Records |
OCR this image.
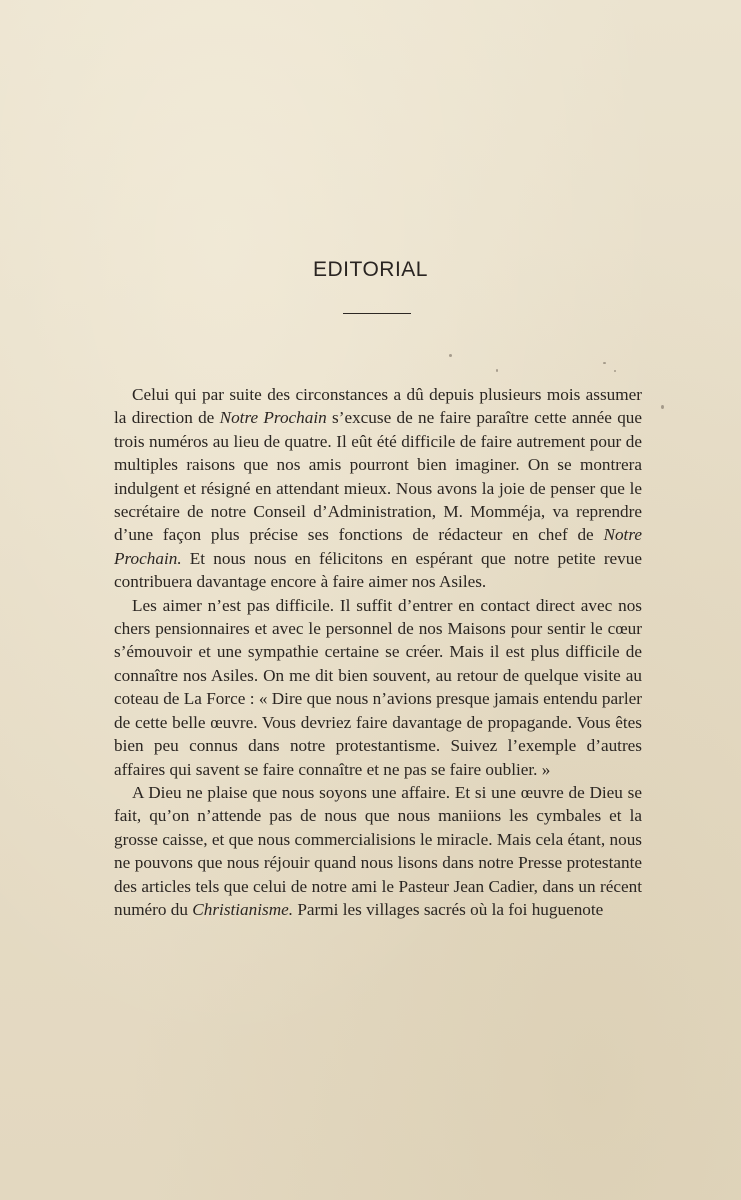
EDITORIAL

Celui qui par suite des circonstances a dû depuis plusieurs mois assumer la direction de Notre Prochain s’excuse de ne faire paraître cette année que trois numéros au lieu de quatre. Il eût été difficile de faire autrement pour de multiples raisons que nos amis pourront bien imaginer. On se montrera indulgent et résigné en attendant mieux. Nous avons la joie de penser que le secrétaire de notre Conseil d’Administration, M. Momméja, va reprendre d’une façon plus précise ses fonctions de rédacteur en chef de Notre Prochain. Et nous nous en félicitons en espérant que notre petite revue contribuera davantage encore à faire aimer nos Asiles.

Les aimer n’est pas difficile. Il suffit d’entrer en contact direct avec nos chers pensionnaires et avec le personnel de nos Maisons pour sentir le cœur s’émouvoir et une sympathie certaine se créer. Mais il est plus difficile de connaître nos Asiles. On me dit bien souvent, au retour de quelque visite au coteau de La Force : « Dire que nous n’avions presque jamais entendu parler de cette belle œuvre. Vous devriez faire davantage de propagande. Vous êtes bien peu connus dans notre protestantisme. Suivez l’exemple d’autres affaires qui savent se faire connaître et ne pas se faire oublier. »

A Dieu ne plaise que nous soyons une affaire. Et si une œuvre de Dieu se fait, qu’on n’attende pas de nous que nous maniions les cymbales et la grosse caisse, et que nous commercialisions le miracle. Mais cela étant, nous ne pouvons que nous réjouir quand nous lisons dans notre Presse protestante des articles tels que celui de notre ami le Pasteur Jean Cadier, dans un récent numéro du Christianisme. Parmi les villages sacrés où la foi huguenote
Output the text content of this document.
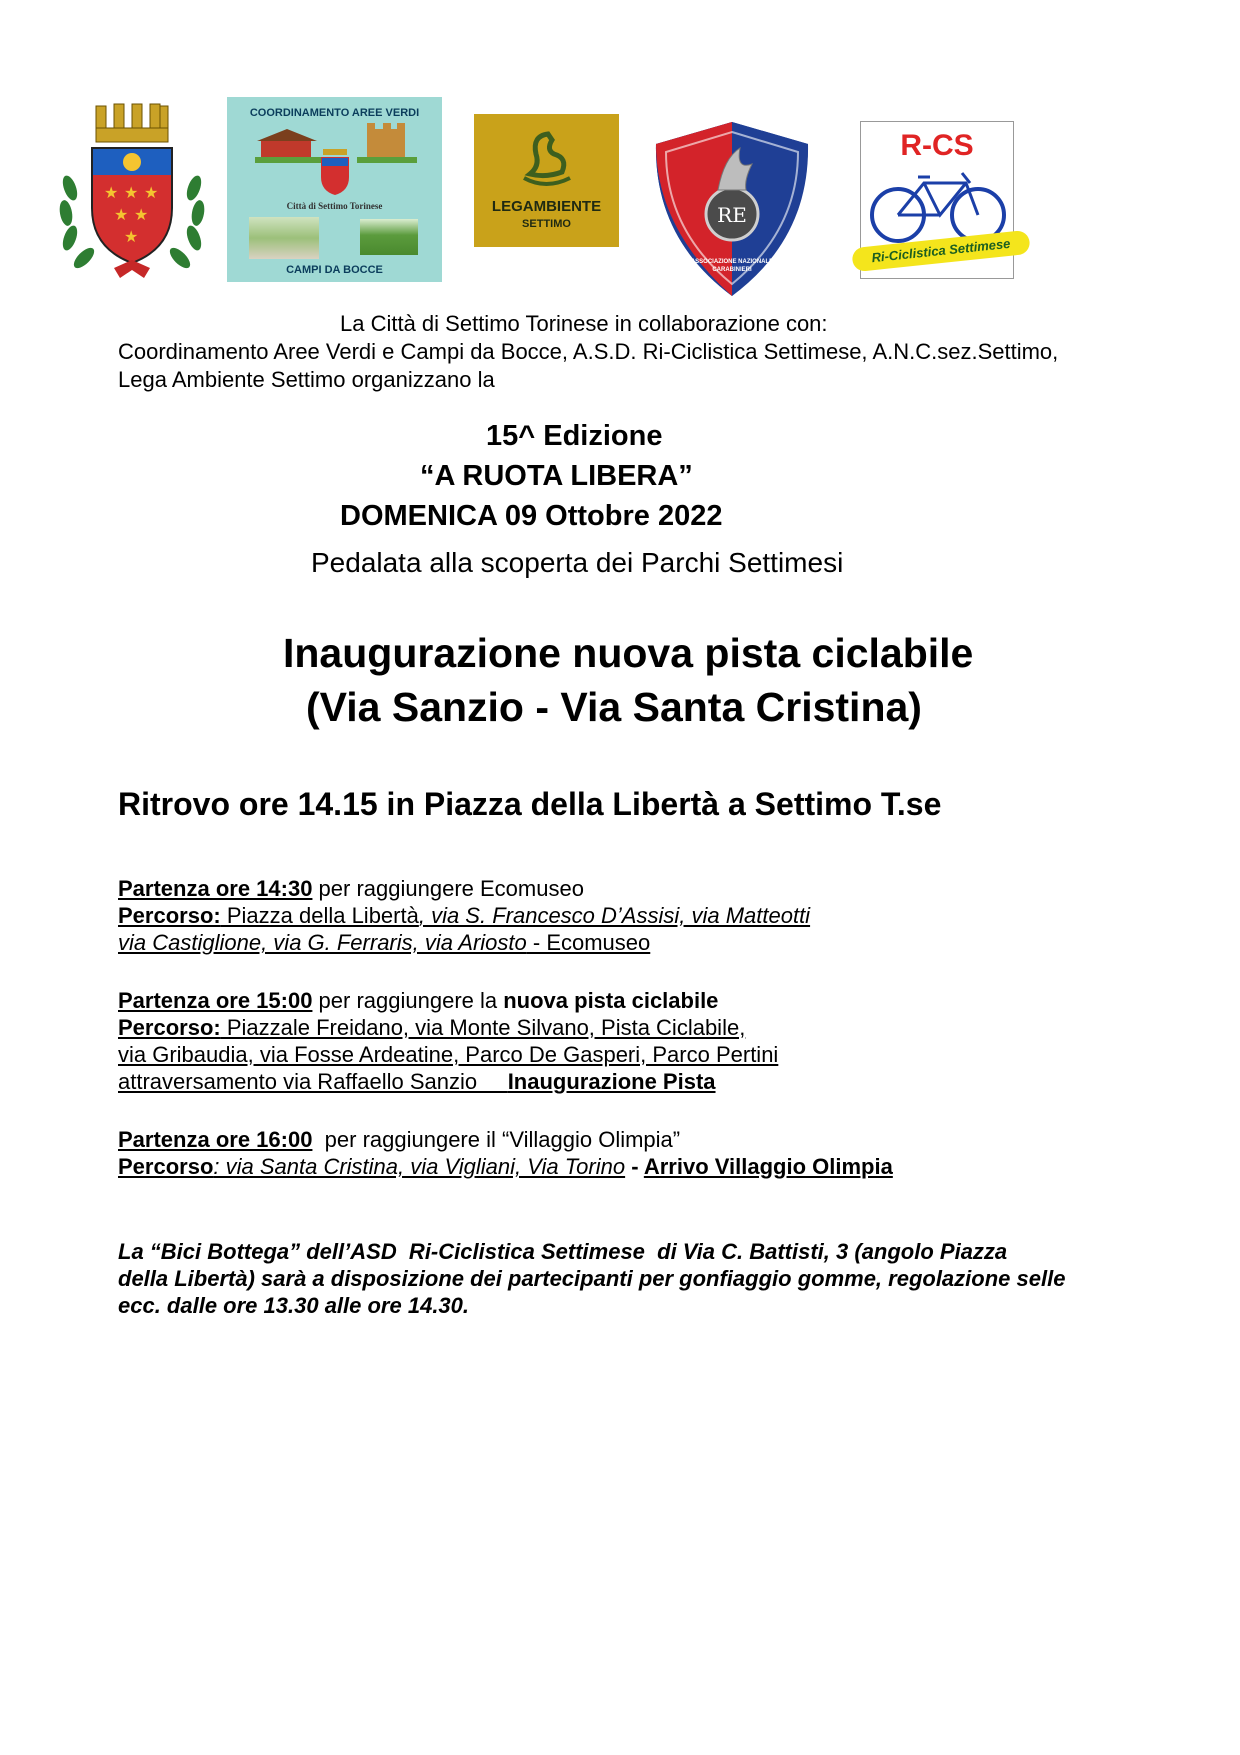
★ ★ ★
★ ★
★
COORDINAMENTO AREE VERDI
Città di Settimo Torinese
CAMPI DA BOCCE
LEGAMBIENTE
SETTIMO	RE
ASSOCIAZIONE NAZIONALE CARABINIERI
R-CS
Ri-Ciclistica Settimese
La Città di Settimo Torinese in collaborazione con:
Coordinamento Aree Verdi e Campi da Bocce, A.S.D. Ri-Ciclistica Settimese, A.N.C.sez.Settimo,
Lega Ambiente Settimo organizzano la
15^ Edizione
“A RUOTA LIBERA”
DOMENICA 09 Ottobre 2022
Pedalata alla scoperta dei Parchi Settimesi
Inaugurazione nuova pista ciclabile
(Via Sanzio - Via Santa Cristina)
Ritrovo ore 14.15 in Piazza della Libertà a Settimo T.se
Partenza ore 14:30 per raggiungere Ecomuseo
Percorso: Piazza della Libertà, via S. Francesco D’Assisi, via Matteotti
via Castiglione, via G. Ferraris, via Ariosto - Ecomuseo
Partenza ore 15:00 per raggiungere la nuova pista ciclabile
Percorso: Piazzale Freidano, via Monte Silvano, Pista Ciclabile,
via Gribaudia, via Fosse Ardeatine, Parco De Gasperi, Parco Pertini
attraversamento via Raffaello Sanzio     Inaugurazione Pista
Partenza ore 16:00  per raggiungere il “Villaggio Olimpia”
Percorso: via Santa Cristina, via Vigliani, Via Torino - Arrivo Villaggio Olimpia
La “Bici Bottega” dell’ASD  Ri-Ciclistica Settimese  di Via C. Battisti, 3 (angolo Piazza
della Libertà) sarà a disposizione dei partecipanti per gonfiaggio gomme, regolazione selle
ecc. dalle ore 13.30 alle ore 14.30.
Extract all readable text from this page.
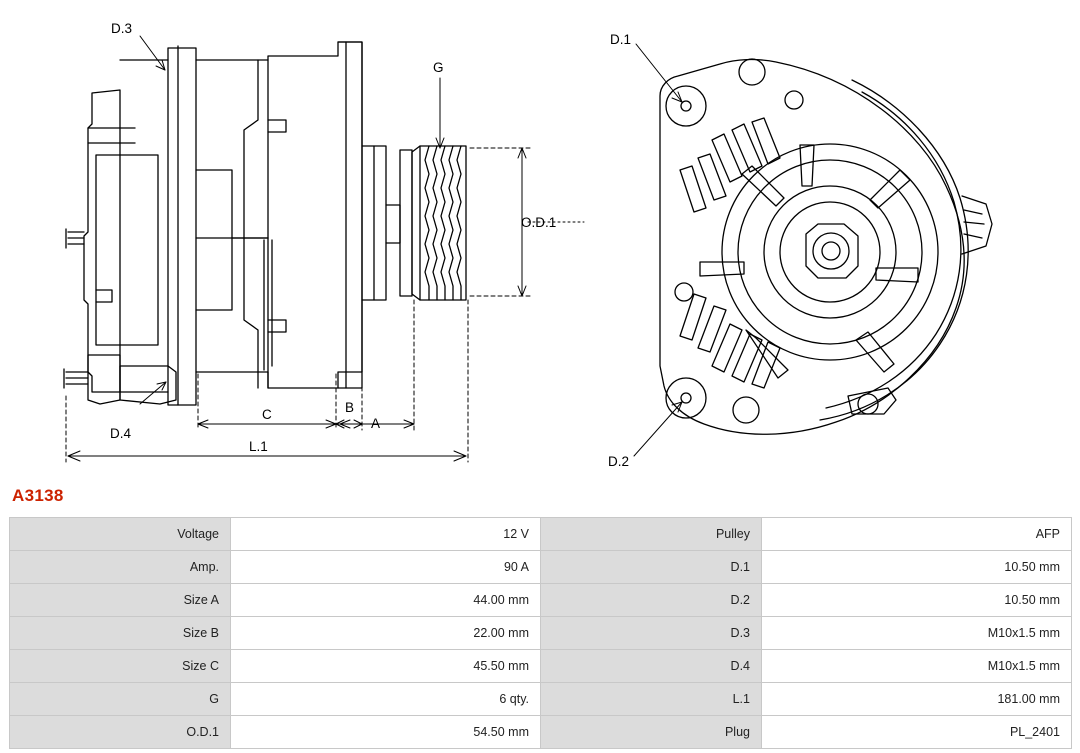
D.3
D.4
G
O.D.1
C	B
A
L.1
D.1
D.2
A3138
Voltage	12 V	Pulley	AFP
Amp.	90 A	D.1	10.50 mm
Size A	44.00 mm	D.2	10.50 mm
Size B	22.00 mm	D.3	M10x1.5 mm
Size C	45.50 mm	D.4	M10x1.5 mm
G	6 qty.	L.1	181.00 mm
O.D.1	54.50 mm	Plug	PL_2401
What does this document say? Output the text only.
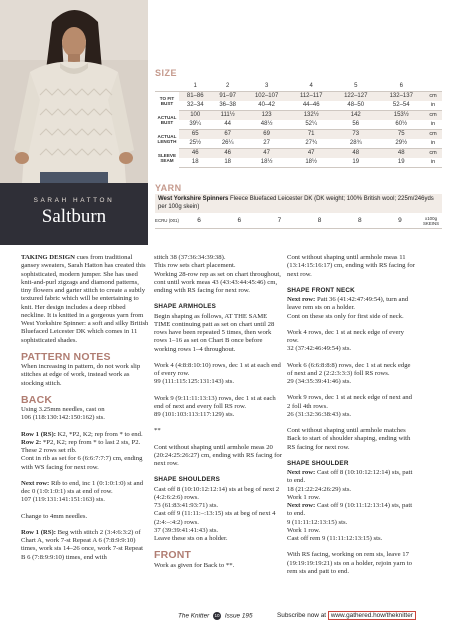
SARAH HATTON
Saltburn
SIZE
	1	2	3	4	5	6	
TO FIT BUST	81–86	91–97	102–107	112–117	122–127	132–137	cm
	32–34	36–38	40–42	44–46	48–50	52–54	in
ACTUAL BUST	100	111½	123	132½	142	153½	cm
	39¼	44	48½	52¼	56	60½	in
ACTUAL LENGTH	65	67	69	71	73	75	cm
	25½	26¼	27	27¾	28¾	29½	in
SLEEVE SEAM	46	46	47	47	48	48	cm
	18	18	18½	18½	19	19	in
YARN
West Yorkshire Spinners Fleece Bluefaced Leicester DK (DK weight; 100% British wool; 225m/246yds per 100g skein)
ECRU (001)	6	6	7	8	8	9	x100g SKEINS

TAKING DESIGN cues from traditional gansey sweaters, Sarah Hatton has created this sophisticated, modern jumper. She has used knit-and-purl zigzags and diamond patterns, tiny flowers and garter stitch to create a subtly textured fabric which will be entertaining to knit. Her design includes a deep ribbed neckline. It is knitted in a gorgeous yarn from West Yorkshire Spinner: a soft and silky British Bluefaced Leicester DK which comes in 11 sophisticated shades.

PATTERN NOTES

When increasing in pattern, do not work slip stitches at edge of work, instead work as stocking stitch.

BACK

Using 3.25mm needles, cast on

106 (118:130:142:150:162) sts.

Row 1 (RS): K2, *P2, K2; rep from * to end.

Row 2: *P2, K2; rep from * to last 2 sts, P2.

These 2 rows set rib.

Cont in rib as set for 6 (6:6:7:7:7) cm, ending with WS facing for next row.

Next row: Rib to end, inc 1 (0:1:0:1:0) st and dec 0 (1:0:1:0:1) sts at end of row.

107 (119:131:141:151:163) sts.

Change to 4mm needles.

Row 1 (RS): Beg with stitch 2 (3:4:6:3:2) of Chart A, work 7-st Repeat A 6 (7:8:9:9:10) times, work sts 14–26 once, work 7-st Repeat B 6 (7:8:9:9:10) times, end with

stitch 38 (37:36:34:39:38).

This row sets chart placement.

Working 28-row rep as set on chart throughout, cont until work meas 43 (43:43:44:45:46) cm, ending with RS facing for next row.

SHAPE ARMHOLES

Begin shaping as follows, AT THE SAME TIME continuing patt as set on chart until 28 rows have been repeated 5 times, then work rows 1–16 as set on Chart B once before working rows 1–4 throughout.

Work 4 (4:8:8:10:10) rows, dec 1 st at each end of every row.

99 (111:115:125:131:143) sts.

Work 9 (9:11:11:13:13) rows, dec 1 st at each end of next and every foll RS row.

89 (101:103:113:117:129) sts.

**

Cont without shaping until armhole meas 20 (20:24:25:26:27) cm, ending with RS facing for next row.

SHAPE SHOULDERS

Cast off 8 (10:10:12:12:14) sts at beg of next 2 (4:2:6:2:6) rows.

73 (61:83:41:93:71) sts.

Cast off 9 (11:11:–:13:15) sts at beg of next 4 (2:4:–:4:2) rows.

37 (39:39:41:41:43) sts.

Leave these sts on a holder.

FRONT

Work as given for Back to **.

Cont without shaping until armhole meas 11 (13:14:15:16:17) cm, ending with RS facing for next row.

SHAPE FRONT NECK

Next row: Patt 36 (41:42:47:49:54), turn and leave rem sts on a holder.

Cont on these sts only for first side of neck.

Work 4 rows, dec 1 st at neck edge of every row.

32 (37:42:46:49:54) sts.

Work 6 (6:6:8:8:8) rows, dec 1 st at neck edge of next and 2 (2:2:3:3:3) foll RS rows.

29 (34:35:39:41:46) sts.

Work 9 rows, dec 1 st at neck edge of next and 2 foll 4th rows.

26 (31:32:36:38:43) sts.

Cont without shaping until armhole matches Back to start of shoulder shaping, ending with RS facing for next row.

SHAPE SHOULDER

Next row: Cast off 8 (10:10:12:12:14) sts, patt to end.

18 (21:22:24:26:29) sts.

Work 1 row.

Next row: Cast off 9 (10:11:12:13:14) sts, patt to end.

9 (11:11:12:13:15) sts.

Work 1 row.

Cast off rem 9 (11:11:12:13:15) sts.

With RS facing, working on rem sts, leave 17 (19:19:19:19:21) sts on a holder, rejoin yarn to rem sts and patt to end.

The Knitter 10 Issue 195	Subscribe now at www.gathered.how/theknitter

Your objective | Identify each line holding the string "Percorso", and copy it out.

Result of the exercise |
Percorso: Piazza della Libertà, via S. Francesco D’Assisi, via Matteotti
Percorso: Piazzale Freidano, via Monte Silvano, Pista Ciclabile,
Percorso: via Santa Cristina, via Vigliani, Via Torino - Arrivo Villaggio Olimpia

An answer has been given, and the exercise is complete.